◆ **PROVIDED MATERIAL**:
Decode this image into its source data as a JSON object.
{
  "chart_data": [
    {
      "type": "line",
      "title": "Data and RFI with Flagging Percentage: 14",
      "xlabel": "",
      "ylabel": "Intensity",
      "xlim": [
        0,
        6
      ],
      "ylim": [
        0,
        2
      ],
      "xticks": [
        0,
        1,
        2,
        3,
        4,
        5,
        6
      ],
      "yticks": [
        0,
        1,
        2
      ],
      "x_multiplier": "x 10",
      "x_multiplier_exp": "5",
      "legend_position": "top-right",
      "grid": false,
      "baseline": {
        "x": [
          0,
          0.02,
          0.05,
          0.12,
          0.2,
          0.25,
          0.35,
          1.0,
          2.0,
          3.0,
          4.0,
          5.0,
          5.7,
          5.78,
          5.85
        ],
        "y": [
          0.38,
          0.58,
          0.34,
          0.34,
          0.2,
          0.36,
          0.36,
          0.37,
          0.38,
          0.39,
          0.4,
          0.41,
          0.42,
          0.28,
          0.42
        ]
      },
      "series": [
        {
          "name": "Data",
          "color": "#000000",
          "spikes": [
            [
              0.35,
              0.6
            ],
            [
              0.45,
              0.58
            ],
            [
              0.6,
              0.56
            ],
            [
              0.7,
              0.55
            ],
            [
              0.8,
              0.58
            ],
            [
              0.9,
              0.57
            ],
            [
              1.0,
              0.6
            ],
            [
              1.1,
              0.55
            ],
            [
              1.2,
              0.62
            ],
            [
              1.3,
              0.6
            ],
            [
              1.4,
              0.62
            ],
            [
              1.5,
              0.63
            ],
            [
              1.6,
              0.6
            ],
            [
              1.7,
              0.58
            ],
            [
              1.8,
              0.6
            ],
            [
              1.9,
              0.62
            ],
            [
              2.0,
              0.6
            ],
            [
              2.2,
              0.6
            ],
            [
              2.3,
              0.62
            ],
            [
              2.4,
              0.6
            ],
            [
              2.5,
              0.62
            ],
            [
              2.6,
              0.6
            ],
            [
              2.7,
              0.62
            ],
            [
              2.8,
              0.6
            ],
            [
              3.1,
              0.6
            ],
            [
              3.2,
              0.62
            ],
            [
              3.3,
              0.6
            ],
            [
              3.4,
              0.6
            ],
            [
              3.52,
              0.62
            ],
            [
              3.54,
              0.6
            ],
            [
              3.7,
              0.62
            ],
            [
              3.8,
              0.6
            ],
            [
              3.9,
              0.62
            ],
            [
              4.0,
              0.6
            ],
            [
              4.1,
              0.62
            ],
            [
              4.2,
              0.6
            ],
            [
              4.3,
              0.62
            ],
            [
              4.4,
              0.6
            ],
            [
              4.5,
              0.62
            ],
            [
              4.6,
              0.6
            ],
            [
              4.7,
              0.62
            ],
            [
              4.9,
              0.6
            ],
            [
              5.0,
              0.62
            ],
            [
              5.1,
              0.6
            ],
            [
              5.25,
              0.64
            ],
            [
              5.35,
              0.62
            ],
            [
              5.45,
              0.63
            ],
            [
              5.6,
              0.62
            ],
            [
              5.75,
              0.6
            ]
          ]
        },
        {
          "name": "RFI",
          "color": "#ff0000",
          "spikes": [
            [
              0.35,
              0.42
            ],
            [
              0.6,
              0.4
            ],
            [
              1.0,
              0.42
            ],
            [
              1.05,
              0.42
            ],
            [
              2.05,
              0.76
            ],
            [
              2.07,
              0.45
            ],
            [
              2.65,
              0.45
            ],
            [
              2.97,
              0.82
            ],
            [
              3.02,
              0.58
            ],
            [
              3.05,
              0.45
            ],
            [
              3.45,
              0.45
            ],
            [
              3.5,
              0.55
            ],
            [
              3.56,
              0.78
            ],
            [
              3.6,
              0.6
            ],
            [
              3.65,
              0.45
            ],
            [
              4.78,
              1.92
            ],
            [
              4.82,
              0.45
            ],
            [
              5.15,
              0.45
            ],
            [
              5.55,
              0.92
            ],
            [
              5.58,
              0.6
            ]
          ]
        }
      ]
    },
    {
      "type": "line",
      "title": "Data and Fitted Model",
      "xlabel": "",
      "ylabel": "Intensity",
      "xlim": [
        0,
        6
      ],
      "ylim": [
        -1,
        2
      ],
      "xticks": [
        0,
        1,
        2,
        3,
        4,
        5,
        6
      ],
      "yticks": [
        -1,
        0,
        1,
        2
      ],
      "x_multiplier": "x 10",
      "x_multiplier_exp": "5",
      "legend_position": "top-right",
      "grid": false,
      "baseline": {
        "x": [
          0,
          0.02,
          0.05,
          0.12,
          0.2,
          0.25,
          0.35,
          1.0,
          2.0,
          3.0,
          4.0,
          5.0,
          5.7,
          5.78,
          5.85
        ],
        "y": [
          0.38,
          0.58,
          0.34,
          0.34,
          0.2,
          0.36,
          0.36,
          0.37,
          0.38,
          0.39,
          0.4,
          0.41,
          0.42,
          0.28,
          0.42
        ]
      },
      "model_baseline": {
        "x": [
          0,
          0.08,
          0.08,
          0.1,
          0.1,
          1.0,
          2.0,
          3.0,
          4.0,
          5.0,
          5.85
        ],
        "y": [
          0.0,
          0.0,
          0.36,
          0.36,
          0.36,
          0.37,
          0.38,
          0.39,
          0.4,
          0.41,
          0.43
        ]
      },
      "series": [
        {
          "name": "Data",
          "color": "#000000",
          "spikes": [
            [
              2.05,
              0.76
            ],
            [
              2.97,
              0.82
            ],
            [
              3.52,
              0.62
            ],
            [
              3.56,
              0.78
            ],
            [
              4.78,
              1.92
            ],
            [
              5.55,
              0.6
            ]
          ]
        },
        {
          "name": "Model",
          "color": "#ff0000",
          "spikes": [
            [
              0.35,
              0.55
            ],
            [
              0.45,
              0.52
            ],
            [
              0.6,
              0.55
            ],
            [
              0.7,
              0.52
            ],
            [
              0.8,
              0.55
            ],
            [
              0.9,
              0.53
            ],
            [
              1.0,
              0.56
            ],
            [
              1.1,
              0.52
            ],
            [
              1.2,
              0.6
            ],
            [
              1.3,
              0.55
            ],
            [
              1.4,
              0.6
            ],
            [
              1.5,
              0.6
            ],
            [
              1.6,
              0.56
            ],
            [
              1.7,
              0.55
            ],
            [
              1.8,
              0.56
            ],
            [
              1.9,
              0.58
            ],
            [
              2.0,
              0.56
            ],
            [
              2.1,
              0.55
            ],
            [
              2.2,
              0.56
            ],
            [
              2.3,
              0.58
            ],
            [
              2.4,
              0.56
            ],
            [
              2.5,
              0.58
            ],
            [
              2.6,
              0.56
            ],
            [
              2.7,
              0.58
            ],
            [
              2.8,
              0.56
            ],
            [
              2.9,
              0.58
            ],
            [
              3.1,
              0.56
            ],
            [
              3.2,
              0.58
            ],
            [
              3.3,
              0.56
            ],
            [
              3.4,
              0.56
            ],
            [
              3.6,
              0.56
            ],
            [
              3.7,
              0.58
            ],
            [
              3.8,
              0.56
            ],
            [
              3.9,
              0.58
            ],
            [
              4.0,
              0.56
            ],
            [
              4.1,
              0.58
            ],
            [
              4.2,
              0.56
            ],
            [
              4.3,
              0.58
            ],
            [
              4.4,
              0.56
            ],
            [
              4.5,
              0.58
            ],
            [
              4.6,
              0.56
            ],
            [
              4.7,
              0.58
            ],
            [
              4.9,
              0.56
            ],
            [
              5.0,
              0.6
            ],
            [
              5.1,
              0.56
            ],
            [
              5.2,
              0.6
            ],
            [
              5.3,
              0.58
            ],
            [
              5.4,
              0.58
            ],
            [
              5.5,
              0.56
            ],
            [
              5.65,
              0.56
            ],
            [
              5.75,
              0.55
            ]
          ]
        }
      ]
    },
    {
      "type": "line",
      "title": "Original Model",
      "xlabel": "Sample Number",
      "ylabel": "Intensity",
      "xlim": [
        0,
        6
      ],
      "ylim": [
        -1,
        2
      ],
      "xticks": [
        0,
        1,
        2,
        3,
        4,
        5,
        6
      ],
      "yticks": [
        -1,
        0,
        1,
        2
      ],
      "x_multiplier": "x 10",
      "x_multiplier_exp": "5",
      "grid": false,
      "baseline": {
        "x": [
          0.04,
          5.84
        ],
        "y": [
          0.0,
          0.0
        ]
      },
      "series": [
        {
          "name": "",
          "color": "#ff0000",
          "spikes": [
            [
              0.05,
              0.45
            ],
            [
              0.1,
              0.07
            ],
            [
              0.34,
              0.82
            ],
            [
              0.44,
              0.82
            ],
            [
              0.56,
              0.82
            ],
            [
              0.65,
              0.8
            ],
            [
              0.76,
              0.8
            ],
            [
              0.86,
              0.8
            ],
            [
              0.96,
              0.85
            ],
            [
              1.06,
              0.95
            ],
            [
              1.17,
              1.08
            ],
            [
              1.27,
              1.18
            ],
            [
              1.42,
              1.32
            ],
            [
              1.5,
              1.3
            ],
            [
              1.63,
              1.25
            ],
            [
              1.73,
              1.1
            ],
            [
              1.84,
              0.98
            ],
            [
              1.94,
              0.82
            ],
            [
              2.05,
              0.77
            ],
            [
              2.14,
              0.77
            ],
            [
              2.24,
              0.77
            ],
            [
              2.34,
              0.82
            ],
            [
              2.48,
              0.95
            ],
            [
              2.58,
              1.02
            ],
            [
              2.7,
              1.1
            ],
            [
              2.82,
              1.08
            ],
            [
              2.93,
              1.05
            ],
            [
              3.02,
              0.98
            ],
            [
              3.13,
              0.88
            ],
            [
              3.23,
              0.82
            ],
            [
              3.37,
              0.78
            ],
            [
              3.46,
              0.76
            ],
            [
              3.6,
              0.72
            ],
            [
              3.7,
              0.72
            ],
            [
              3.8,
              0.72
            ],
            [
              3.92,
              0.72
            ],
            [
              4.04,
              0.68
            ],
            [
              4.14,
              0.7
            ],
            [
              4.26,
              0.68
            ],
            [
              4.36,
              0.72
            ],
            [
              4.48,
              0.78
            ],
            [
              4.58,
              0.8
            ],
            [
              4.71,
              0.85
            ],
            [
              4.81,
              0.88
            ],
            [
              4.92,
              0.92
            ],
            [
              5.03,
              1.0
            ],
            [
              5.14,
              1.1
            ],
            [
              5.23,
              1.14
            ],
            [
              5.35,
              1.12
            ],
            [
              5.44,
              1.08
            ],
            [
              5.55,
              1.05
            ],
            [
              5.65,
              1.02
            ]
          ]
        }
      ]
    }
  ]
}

◆ **AIM OF THE TASK**: From the data above, copy each line that holds "name".

◆ **EXERCISE OUTPUT**:
          "name": "Data",
          "name": "RFI",
          "name": "Data",
          "name": "Model",
          "name": "",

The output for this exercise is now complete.